### WHAT YOU HAVE TO DO
Print each of the rows below verbatim, and omit the pictures from your output.

[Element position data]
* START *

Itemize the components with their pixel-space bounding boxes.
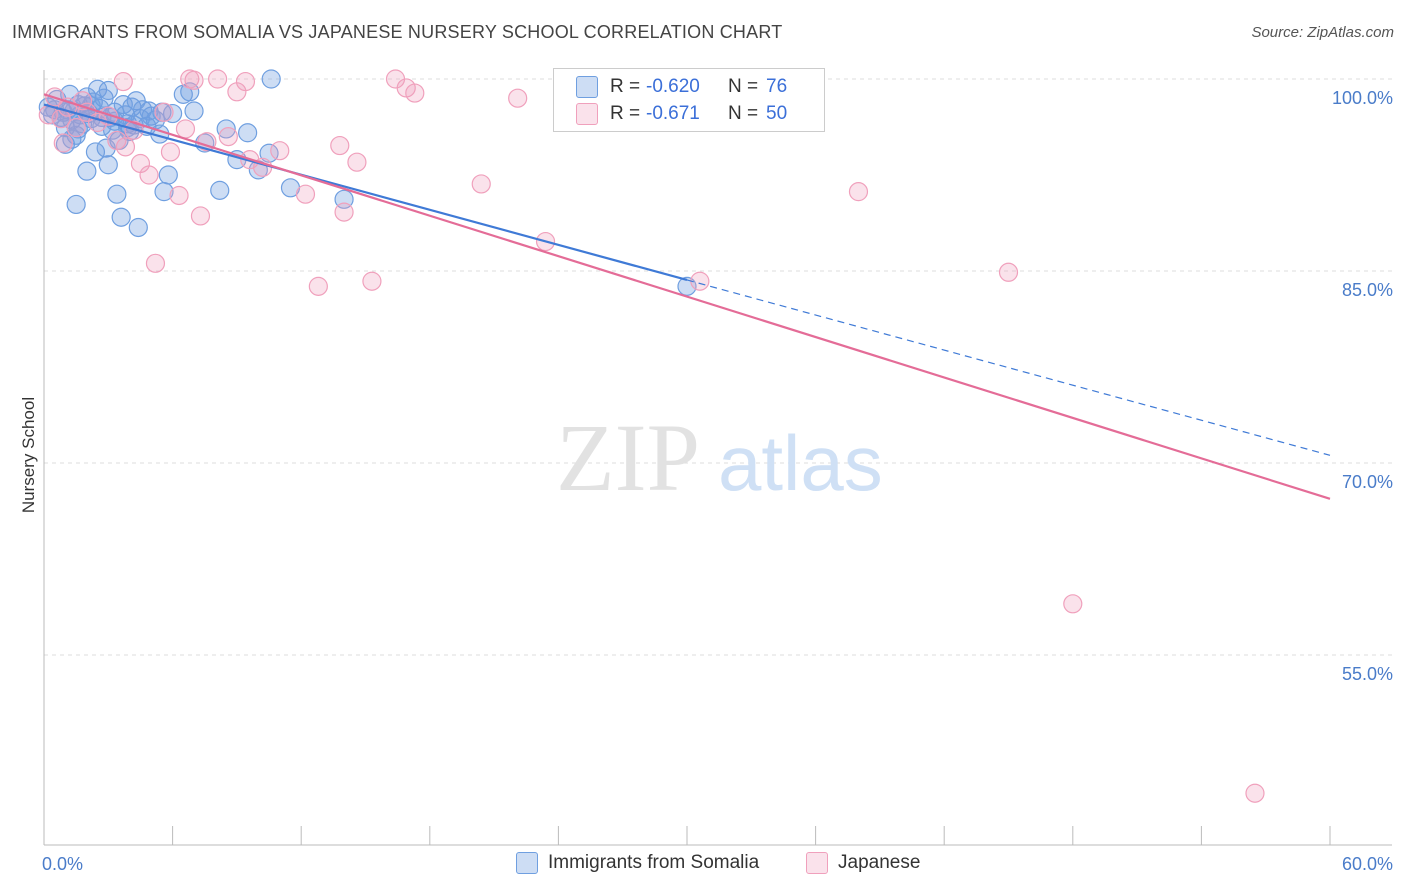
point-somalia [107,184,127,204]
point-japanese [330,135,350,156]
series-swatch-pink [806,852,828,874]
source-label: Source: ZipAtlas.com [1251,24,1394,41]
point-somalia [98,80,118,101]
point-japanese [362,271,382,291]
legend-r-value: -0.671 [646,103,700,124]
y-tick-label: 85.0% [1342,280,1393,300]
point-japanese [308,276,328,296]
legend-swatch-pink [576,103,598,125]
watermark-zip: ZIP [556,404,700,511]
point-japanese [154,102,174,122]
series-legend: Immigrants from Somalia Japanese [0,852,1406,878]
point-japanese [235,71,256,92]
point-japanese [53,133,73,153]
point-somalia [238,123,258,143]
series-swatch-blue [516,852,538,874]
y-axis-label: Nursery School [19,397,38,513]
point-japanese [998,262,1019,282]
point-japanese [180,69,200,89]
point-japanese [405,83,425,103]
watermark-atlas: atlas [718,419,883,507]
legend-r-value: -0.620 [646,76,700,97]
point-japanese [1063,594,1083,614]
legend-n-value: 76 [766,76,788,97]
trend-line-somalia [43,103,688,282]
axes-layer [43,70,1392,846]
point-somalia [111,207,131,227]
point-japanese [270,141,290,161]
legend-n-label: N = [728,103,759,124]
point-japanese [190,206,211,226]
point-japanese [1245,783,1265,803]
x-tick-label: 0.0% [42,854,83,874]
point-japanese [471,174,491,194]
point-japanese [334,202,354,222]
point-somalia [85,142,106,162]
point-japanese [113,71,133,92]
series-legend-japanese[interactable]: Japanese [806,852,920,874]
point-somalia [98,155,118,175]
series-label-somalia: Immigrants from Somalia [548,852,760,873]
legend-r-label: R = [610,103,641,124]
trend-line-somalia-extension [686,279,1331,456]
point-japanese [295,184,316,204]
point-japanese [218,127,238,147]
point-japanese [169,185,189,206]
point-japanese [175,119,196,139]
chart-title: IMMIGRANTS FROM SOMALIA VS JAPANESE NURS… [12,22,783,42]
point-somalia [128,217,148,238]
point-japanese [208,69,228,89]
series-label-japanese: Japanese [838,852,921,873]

* END *

### CORRECT RESULT
Itemize the components with their pixel-space bounding boxes.
point-somalia [107,184,127,204]
point-japanese [330,135,350,156]
series-swatch-pink [806,852,828,874]
source-label: Source: ZipAtlas.com [1251,24,1394,41]
point-somalia [98,80,118,101]
point-japanese [362,271,382,291]
legend-r-value: -0.671 [646,103,700,124]
y-tick-label: 85.0% [1342,280,1393,300]
point-japanese [308,276,328,296]
legend-swatch-pink [576,103,598,125]
watermark-zip: ZIP [556,404,700,511]
point-japanese [154,102,174,122]
series-legend: Immigrants from Somalia Japanese [0,852,1406,878]
point-japanese [235,71,256,92]
point-japanese [53,133,73,153]
point-somalia [238,123,258,143]
series-swatch-blue [516,852,538,874]
y-axis-label: Nursery School [19,397,38,513]
point-japanese [998,262,1019,282]
point-japanese [180,69,200,89]
point-japanese [405,83,425,103]
watermark-atlas: atlas [718,419,883,507]
legend-r-value: -0.620 [646,76,700,97]
point-japanese [1063,594,1083,614]
legend-n-value: 76 [766,76,788,97]
trend-line-somalia [43,103,688,282]
axes-layer [43,70,1392,846]
point-somalia [111,207,131,227]
point-japanese [270,141,290,161]
legend-n-label: N = [728,103,759,124]
point-japanese [190,206,211,226]
point-japanese [1245,783,1265,803]
x-tick-label: 0.0% [42,854,83,874]
point-japanese [471,174,491,194]
point-japanese [334,202,354,222]
point-somalia [85,142,106,162]
point-japanese [113,71,133,92]
series-legend-japanese[interactable]: Japanese [806,852,920,874]
point-somalia [98,155,118,175]
series-label-somalia: Immigrants from Somalia [548,852,760,873]
legend-r-label: R = [610,103,641,124]
trend-line-somalia-extension [686,279,1331,456]
point-japanese [295,184,316,204]
point-japanese [218,127,238,147]
point-japanese [169,185,189,206]
point-japanese [175,119,196,139]
chart-title: IMMIGRANTS FROM SOMALIA VS JAPANESE NURS… [12,22,783,42]
point-somalia [128,217,148,238]
point-japanese [208,69,228,89]
series-label-japanese: Japanese [838,852,921,873]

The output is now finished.